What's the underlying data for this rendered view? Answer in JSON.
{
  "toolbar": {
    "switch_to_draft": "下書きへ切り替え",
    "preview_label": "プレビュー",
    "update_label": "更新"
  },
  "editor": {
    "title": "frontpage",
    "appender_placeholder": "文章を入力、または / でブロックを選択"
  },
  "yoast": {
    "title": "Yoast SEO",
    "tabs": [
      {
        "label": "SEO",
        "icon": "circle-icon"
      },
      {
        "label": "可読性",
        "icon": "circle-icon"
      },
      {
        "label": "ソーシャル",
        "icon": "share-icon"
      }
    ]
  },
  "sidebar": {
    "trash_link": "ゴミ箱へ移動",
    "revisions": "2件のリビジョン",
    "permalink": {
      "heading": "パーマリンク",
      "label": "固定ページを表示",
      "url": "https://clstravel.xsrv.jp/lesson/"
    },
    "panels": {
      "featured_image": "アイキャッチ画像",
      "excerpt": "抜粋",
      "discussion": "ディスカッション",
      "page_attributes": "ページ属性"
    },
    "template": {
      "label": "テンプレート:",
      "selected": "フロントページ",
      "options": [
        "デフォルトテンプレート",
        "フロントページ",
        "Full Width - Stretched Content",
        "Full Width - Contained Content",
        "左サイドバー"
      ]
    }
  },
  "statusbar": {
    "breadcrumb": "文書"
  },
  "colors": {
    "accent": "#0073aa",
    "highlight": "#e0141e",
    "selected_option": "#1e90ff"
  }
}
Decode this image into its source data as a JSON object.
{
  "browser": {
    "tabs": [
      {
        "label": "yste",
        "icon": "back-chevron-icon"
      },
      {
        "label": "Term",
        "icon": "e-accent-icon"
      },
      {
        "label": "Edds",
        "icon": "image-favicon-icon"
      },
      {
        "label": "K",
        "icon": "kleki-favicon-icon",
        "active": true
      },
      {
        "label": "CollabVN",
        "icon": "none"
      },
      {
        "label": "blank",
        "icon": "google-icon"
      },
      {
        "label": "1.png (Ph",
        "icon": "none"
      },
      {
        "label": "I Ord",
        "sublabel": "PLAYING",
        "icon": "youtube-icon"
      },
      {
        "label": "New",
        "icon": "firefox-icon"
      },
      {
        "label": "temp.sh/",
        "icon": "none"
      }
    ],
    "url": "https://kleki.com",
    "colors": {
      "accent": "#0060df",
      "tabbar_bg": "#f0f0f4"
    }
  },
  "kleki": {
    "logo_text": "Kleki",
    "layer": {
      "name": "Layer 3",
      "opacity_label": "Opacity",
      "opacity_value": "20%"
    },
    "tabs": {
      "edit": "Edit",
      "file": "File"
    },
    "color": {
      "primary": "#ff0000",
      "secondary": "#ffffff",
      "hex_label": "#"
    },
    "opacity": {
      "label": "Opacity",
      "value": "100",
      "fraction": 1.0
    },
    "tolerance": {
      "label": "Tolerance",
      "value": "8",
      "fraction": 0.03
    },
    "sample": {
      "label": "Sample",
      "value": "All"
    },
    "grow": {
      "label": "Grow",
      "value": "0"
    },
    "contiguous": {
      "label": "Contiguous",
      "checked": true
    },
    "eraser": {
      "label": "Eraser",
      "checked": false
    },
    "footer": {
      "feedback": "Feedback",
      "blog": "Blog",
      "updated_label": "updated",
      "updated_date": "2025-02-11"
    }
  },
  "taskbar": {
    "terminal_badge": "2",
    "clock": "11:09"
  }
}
* * *
Problem requirements
Of the lines in the listing, how many hold the word "JSON"? Nothing but the number is needed.

Response to this task
2